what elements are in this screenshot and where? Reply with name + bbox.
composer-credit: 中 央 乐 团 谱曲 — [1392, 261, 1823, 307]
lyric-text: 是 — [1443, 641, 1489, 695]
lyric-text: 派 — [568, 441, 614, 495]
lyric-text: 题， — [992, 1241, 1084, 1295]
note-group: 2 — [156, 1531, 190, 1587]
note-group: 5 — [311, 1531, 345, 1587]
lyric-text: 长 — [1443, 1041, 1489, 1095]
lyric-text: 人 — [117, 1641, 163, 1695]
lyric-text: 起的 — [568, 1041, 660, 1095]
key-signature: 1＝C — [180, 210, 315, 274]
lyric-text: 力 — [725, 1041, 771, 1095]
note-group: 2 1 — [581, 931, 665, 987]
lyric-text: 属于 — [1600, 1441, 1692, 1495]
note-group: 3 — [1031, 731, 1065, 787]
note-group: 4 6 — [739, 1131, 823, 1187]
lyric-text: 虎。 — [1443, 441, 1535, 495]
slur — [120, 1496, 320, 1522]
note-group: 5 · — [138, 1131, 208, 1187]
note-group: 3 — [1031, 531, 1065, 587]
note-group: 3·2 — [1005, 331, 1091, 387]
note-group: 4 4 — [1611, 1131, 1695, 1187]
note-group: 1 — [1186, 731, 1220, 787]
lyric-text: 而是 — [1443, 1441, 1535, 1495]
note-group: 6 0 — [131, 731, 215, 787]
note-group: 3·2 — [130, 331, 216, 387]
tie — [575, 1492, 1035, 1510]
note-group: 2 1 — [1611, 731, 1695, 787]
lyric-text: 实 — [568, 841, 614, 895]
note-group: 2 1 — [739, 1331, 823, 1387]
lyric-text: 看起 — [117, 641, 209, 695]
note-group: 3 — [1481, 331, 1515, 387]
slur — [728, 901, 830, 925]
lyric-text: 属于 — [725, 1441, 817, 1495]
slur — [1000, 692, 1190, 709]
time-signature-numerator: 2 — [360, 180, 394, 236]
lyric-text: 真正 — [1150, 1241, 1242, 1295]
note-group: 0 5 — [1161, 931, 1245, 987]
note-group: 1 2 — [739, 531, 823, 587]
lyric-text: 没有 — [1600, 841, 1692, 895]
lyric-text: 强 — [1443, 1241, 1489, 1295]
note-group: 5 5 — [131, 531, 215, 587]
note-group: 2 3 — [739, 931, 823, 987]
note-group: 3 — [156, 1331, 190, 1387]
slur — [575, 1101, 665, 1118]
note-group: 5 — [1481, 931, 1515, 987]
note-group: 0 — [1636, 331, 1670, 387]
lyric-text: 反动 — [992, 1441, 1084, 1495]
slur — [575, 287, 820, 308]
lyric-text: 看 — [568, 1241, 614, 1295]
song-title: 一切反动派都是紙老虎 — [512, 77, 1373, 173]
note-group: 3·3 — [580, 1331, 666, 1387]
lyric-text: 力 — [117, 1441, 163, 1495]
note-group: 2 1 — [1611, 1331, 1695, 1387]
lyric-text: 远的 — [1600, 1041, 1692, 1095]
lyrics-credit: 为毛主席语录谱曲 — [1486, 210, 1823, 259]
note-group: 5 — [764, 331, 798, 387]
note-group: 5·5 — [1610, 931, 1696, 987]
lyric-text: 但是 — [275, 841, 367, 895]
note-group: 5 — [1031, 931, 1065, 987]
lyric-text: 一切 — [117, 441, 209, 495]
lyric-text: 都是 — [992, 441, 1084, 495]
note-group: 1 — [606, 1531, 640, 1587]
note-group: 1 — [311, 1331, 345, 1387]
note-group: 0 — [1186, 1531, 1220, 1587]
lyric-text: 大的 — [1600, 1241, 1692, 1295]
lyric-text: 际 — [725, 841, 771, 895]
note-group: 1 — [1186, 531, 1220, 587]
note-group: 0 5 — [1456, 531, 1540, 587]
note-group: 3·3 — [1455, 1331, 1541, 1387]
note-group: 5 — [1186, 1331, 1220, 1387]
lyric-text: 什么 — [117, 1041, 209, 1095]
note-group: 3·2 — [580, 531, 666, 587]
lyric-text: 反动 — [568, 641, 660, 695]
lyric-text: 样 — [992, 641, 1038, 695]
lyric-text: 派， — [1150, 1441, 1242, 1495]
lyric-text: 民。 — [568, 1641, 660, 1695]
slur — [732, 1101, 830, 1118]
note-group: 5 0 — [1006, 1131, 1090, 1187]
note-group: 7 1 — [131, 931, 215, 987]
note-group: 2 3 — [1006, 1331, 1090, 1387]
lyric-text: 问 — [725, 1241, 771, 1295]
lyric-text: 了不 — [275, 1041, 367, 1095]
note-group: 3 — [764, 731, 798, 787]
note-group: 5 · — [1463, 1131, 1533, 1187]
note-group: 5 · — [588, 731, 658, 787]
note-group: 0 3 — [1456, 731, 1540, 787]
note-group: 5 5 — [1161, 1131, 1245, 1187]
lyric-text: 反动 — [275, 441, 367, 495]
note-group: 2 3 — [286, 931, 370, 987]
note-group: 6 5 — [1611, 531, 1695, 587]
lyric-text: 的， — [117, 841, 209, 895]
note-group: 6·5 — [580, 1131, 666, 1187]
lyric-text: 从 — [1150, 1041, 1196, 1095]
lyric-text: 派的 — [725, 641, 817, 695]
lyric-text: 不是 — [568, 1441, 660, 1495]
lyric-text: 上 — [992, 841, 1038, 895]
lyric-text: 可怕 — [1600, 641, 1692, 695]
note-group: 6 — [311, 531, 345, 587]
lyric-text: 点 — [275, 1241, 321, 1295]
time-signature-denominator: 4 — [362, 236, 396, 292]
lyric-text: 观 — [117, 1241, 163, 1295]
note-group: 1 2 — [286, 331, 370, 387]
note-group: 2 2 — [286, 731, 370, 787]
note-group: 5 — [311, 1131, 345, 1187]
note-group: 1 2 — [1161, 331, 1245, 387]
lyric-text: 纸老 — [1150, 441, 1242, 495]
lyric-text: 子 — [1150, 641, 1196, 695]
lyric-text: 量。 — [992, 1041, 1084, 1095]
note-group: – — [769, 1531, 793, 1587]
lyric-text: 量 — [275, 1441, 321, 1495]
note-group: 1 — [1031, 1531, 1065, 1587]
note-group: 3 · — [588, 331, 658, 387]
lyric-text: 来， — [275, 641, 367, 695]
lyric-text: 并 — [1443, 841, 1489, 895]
____________
[Exercise task] Turn the lines into a numbered list, beginning with the first line of the records and stopping after the line that has "lyric-text: 属于 — [1600, 1441, 1692, 1495]". Leave out any blank lines.

[Full answer]
1. what elements are in this screenshot and where? Reply with name + bbox.
2. composer-credit: 中 央 乐 团 谱曲 — [1392, 261, 1823, 307]
3. lyric-text: 是 — [1443, 641, 1489, 695]
4. lyric-text: 派 — [568, 441, 614, 495]
5. lyric-text: 题， — [992, 1241, 1084, 1295]
6. note-group: 2 — [156, 1531, 190, 1587]
7. note-group: 5 — [311, 1531, 345, 1587]
8. lyric-text: 长 — [1443, 1041, 1489, 1095]
9. lyric-text: 人 — [117, 1641, 163, 1695]
10. lyric-text: 起的 — [568, 1041, 660, 1095]
11. key-signature: 1＝C — [180, 210, 315, 274]
12. lyric-text: 力 — [725, 1041, 771, 1095]
13. note-group: 2 1 — [581, 931, 665, 987]
14. lyric-text: 属于 — [1600, 1441, 1692, 1495]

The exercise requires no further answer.